WRITTEN REQUEST → Write every line out verbatim and omit the pictures.

RECORDS FOR PROCESSING →
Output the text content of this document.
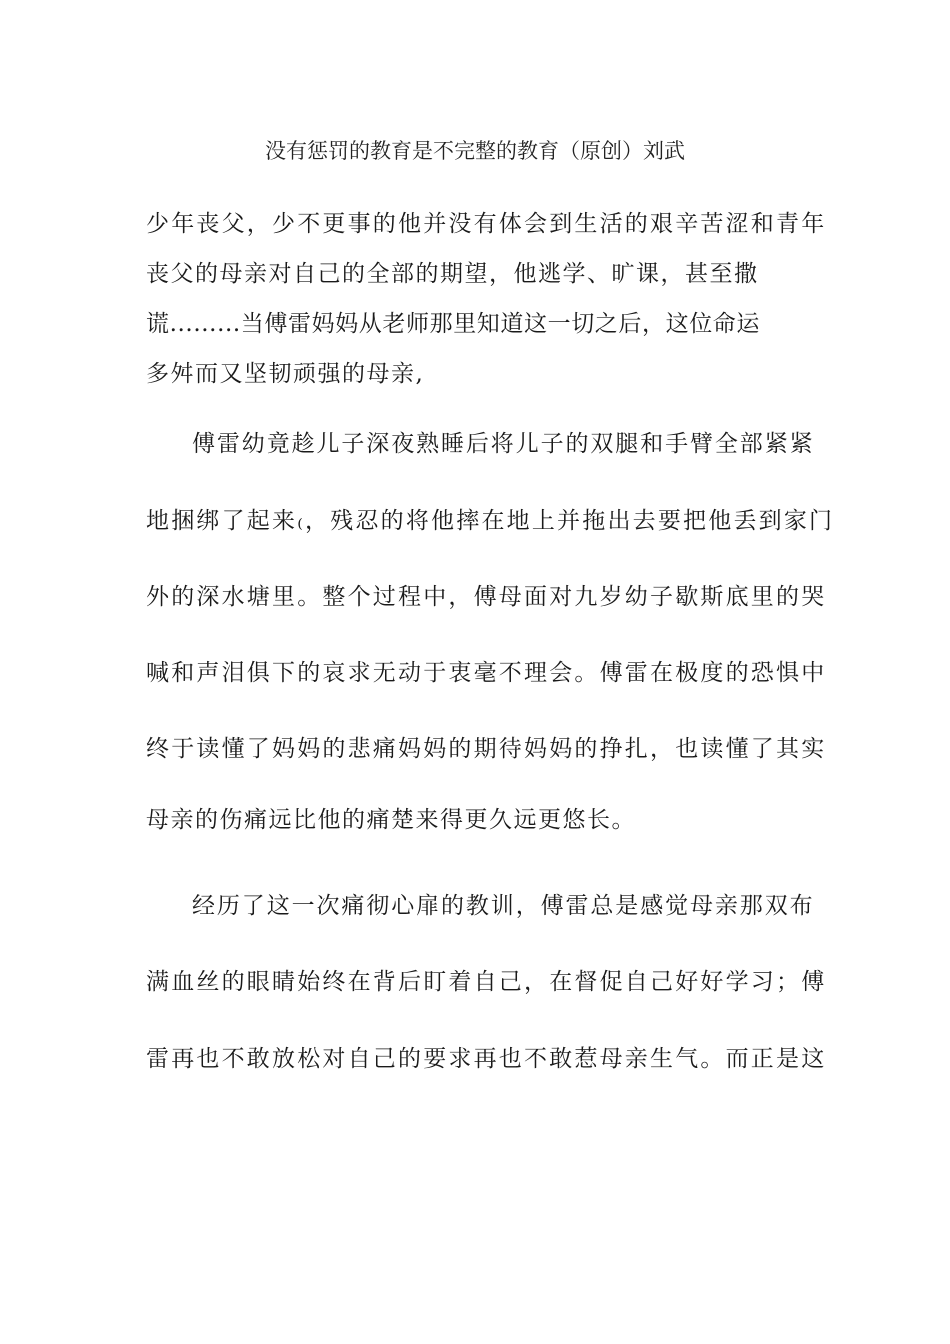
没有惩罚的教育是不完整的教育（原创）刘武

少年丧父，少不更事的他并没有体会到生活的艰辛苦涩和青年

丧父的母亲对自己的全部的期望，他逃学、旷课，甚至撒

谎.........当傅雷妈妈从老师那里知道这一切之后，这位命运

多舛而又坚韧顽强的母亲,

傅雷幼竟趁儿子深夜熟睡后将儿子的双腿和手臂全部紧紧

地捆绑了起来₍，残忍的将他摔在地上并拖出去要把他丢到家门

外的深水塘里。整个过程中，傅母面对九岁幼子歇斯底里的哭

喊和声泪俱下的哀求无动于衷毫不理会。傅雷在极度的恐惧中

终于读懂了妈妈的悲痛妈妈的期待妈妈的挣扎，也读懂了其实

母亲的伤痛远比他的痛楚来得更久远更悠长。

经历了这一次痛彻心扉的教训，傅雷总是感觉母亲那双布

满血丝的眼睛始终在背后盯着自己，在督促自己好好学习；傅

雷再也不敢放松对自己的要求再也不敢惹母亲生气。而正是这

WORKED SOLUTION →
Output the text content of this document.
没有惩罚的教育是不完整的教育（原创）刘武

少年丧父，少不更事的他并没有体会到生活的艰辛苦涩和青年

丧父的母亲对自己的全部的期望，他逃学、旷课，甚至撒

谎.........当傅雷妈妈从老师那里知道这一切之后，这位命运

多舛而又坚韧顽强的母亲,

傅雷幼竟趁儿子深夜熟睡后将儿子的双腿和手臂全部紧紧

地捆绑了起来₍，残忍的将他摔在地上并拖出去要把他丢到家门

外的深水塘里。整个过程中，傅母面对九岁幼子歇斯底里的哭

喊和声泪俱下的哀求无动于衷毫不理会。傅雷在极度的恐惧中

终于读懂了妈妈的悲痛妈妈的期待妈妈的挣扎，也读懂了其实

母亲的伤痛远比他的痛楚来得更久远更悠长。

经历了这一次痛彻心扉的教训，傅雷总是感觉母亲那双布

满血丝的眼睛始终在背后盯着自己，在督促自己好好学习；傅

雷再也不敢放松对自己的要求再也不敢惹母亲生气。而正是这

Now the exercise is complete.